WHAT YOU ARE ASKED TO DO. Your copy of the material below should match it exactly, except that it holds no pictures.

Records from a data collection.
BEGIN

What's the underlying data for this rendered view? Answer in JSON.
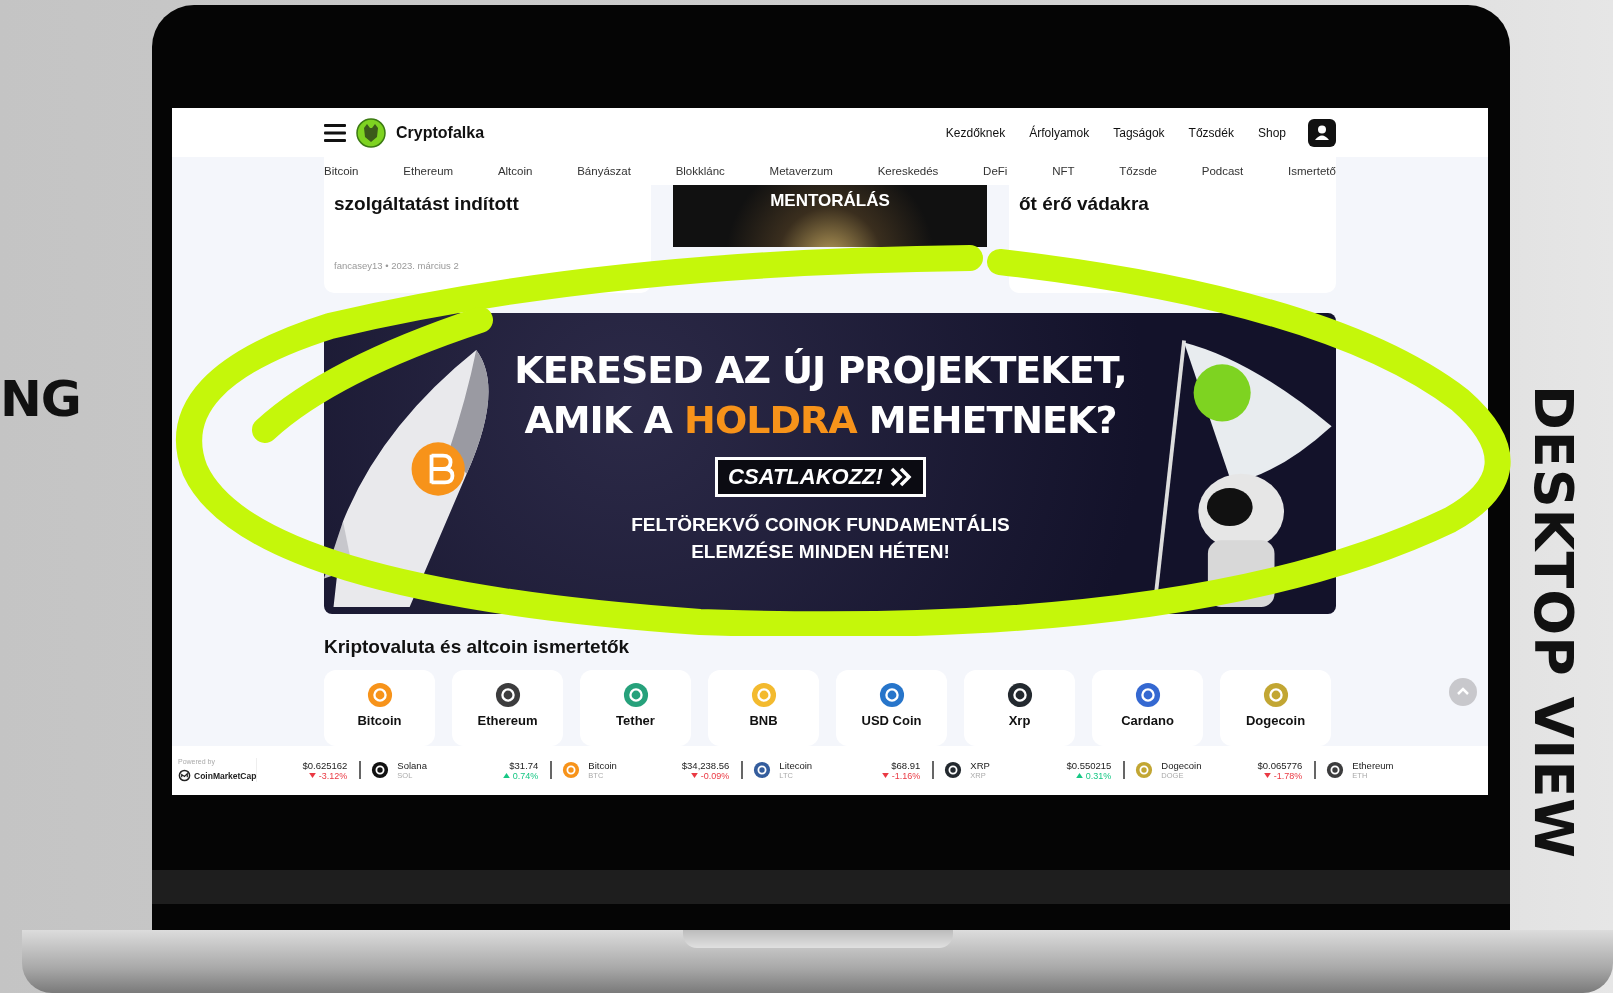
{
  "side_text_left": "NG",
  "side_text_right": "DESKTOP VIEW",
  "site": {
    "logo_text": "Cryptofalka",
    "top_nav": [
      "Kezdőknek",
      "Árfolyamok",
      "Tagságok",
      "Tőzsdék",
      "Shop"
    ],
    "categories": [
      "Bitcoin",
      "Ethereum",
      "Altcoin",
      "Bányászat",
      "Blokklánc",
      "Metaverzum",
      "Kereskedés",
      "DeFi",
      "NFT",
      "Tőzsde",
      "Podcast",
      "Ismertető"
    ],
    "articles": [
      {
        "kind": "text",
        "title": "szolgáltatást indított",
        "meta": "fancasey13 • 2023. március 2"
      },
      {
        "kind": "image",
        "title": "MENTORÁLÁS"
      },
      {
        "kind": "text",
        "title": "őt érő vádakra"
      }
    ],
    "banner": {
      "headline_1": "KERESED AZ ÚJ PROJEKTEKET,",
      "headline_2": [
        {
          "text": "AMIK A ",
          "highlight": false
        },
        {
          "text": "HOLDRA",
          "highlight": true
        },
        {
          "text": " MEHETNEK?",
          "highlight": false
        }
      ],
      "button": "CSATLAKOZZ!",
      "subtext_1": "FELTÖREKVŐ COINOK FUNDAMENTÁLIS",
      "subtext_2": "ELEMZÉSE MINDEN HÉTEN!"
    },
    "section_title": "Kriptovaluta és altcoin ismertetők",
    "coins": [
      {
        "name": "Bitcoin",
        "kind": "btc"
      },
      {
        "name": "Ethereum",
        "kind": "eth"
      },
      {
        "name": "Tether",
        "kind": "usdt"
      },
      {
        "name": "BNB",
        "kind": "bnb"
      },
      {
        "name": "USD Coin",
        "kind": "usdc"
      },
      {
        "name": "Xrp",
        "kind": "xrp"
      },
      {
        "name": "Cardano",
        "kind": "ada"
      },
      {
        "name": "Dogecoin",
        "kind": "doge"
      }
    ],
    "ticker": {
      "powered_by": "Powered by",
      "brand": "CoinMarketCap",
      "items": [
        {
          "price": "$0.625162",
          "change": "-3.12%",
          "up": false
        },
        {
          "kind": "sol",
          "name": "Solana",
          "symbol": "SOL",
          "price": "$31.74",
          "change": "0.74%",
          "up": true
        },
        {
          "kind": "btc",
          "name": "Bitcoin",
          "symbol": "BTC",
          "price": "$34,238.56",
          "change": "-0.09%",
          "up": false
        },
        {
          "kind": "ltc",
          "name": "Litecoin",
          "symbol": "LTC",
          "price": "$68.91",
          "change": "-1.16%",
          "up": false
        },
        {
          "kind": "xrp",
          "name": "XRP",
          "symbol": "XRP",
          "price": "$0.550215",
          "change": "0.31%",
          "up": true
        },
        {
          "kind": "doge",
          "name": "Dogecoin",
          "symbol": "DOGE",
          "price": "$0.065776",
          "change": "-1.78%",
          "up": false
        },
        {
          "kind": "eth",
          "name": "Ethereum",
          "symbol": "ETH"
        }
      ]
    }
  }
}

END

FINAL ANSWER.
What's the underlying data for this rendered view? Answer in JSON.
{
  "side_text_left": "NG",
  "side_text_right": "DESKTOP VIEW",
  "site": {
    "logo_text": "Cryptofalka",
    "top_nav": [
      "Kezdőknek",
      "Árfolyamok",
      "Tagságok",
      "Tőzsdék",
      "Shop"
    ],
    "categories": [
      "Bitcoin",
      "Ethereum",
      "Altcoin",
      "Bányászat",
      "Blokklánc",
      "Metaverzum",
      "Kereskedés",
      "DeFi",
      "NFT",
      "Tőzsde",
      "Podcast",
      "Ismertető"
    ],
    "articles": [
      {
        "kind": "text",
        "title": "szolgáltatást indított",
        "meta": "fancasey13 • 2023. március 2"
      },
      {
        "kind": "image",
        "title": "MENTORÁLÁS"
      },
      {
        "kind": "text",
        "title": "őt érő vádakra"
      }
    ],
    "banner": {
      "headline_1": "KERESED AZ ÚJ PROJEKTEKET,",
      "headline_2": [
        {
          "text": "AMIK A ",
          "highlight": false
        },
        {
          "text": "HOLDRA",
          "highlight": true
        },
        {
          "text": " MEHETNEK?",
          "highlight": false
        }
      ],
      "button": "CSATLAKOZZ!",
      "subtext_1": "FELTÖREKVŐ COINOK FUNDAMENTÁLIS",
      "subtext_2": "ELEMZÉSE MINDEN HÉTEN!"
    },
    "section_title": "Kriptovaluta és altcoin ismertetők",
    "coins": [
      {
        "name": "Bitcoin",
        "kind": "btc"
      },
      {
        "name": "Ethereum",
        "kind": "eth"
      },
      {
        "name": "Tether",
        "kind": "usdt"
      },
      {
        "name": "BNB",
        "kind": "bnb"
      },
      {
        "name": "USD Coin",
        "kind": "usdc"
      },
      {
        "name": "Xrp",
        "kind": "xrp"
      },
      {
        "name": "Cardano",
        "kind": "ada"
      },
      {
        "name": "Dogecoin",
        "kind": "doge"
      }
    ],
    "ticker": {
      "powered_by": "Powered by",
      "brand": "CoinMarketCap",
      "items": [
        {
          "price": "$0.625162",
          "change": "-3.12%",
          "up": false
        },
        {
          "kind": "sol",
          "name": "Solana",
          "symbol": "SOL",
          "price": "$31.74",
          "change": "0.74%",
          "up": true
        },
        {
          "kind": "btc",
          "name": "Bitcoin",
          "symbol": "BTC",
          "price": "$34,238.56",
          "change": "-0.09%",
          "up": false
        },
        {
          "kind": "ltc",
          "name": "Litecoin",
          "symbol": "LTC",
          "price": "$68.91",
          "change": "-1.16%",
          "up": false
        },
        {
          "kind": "xrp",
          "name": "XRP",
          "symbol": "XRP",
          "price": "$0.550215",
          "change": "0.31%",
          "up": true
        },
        {
          "kind": "doge",
          "name": "Dogecoin",
          "symbol": "DOGE",
          "price": "$0.065776",
          "change": "-1.78%",
          "up": false
        },
        {
          "kind": "eth",
          "name": "Ethereum",
          "symbol": "ETH"
        }
      ]
    }
  }
}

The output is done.